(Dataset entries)

────

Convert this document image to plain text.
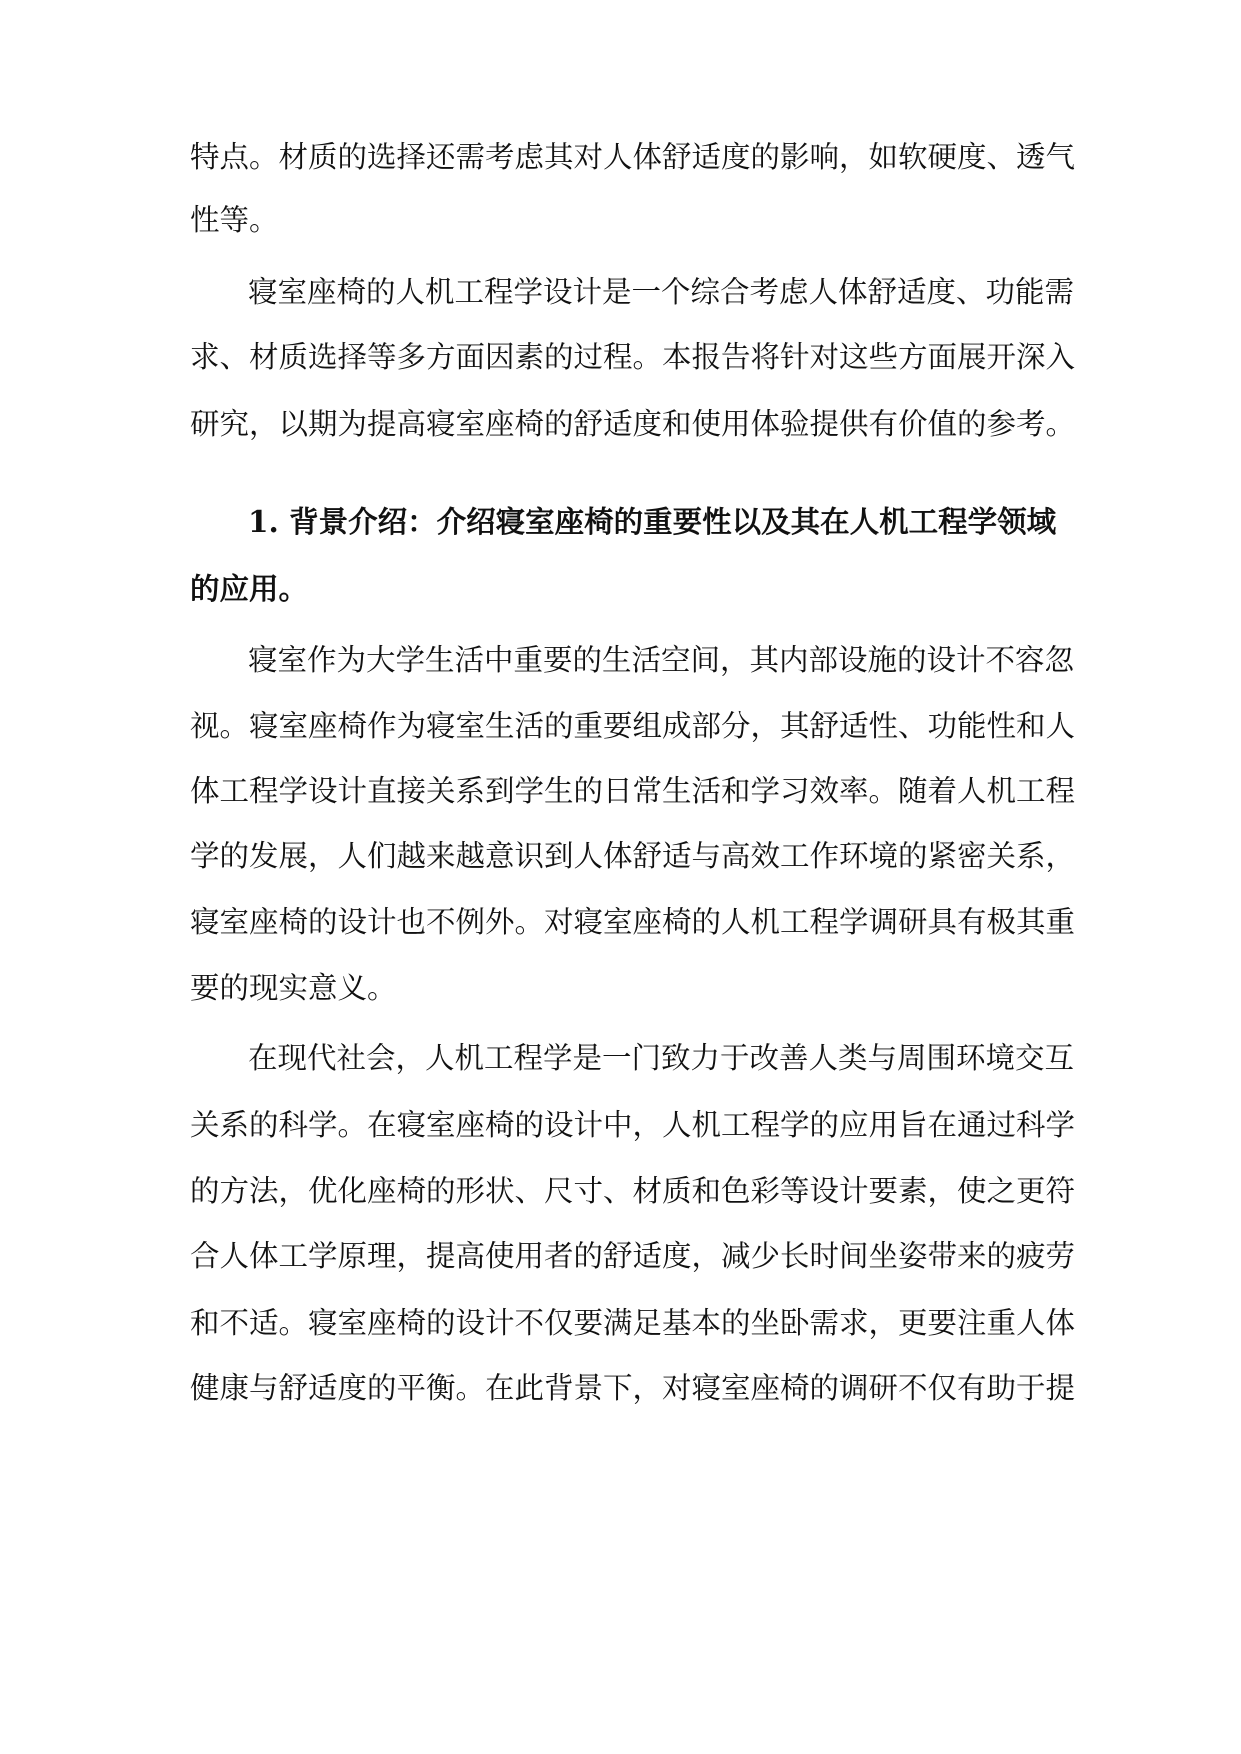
特点。材质的选择还需考虑其对人体舒适度的影响，如软硬度、透气
性等。
寝室座椅的人机工程学设计是一个综合考虑人体舒适度、功能需
求、材质选择等多方面因素的过程。本报告将针对这些方面展开深入
研究，以期为提高寝室座椅的舒适度和使用体验提供有价值的参考。
1. 背景介绍：介绍寝室座椅的重要性以及其在人机工程学领域
的应用。
寝室作为大学生活中重要的生活空间，其内部设施的设计不容忽
视。寝室座椅作为寝室生活的重要组成部分，其舒适性、功能性和人
体工程学设计直接关系到学生的日常生活和学习效率。随着人机工程
学的发展，人们越来越意识到人体舒适与高效工作环境的紧密关系，
寝室座椅的设计也不例外。对寝室座椅的人机工程学调研具有极其重
要的现实意义。
在现代社会，人机工程学是一门致力于改善人类与周围环境交互
关系的科学。在寝室座椅的设计中，人机工程学的应用旨在通过科学
的方法，优化座椅的形状、尺寸、材质和色彩等设计要素，使之更符
合人体工学原理，提高使用者的舒适度，减少长时间坐姿带来的疲劳
和不适。寝室座椅的设计不仅要满足基本的坐卧需求，更要注重人体
健康与舒适度的平衡。在此背景下，对寝室座椅的调研不仅有助于提
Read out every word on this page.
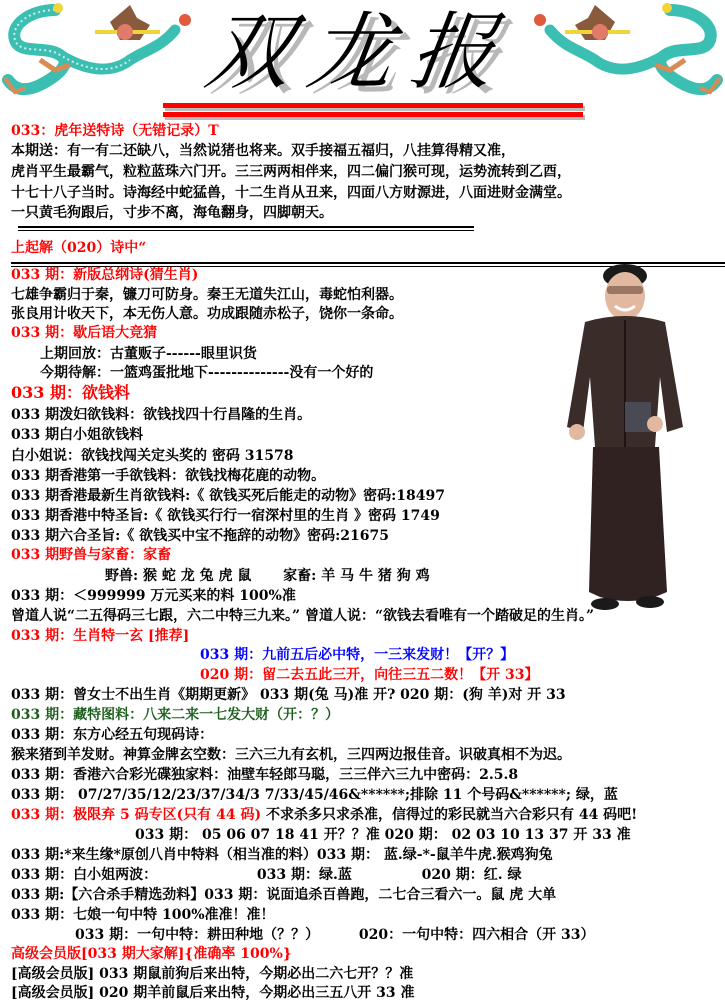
双龙报
033：虎年送特诗（无错记录）T
本期送：有一有二还缺八，当然说猪也将来。双手接福五福归，八挂算得精又准，
虎肖平生最霸气，粒粒蓝珠六门开。三三两两相伴来，四二偏门猴可现，运势流转到乙酉，
十七十八子当时。诗海经中蛇猛兽，十二生肖从丑来，四面八方财源进，八面进财金满堂。
一只黄毛狗跟后，寸步不离，海龟翻身，四脚朝天。
上起解（020）诗中“
033 期：新版总纲诗(猜生肖)
七雄争霸归于秦，镰刀可防身。秦王无道失江山，毒蛇怕利器。
张良用计收天下，本无伤人意。功成跟随赤松子，饶你一条命。
033 期：歇后语大竞猜
上期回放：古董贩子------眼里识货
今期待解：一篮鸡蛋批地下--------------没有一个好的
033 期：欲钱料
033 期泼妇欲钱料：欲钱找四十行昌隆的生肖。
033 期白小姐欲钱料
白小姐说：欲钱找闯关定头奖的 密码 31578
033 期香港第一手欲钱料：欲钱找梅花鹿的动物。
033 期香港最新生肖欲钱料:《 欲钱买死后能走的动物》密码:18497
033 期香港中特圣旨:《 欲钱买行行一宿深村里的生肖 》密码 1749
033 期六合圣旨:《 欲钱买中宝不拖辞的动物》密码:21675
033 期野兽与家畜：家畜
野兽: 猴 蛇 龙 兔 虎 鼠 家畜: 羊 马 牛 猪 狗 鸡
033 期：＜999999 万元买来的料 100%准
曾道人说“二五得码三七跟，六二中特三九来。” 曾道人说：“欲钱去看唯有一个踏破足的生肖。”
033 期：生肖特一玄 [推荐]
033 期：九前五后必中特，一三来发财！【开？】
020 期：留二去五此三开，向往三五二数！【开 33】
033 期：曾女士不出生肖《期期更新》 033 期(兔 马)准 开? 020 期：(狗 羊)对 开 33
033 期：藏特图料：八来二来一七发大财（开：？）
033 期：东方心经五句现码诗：
猴来猪到羊发财。神算金牌玄空数：三六三九有玄机，三四两边报佳音。识破真相不为迟。
033 期：香港六合彩光碟独家料：油壁车轻郎马聪，三三伴六三九中密码：2.5.8
033 期： 07/27/35/12/23/37/34/3 7/33/45/46&******;排除 11 个号码&******; 绿，蓝
033 期：极限弃 5 码专区(只有 44 码) 不求杀多只求杀准，信得过的彩民就当六合彩只有 44 码吧!
033 期： 05 06 07 18 41 开？？准 020 期： 02 03 10 13 37 开 33 准
033 期:*来生缘*原创八肖中特料（相当准的料）033 期： 蓝.绿-*-鼠羊牛虎.猴鸡狗兔
033 期：白小姐两波：	033 期：绿.蓝	020 期：红. 绿
033 期:【六合杀手精选劲料】033 期：说面追杀百兽跑，二七合三看六一。鼠 虎 大单
033 期：七娘一句中特 100%准准！准！
033 期：一句中特：耕田种地（？？）	020：一句中特：四六相合（开 33）
高级会员版[033 期大家解]{准确率 100%}
[高级会员版] 033 期鼠前狗后来出特，今期必出二六七开？？准
[高级会员版] 020 期羊前鼠后来出特，今期必出三五八开 33 准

────

● **Your goal**: Return all lines containing "this".

● **Solution below**:
Convert this document image to plain text.
Read out every word on this page.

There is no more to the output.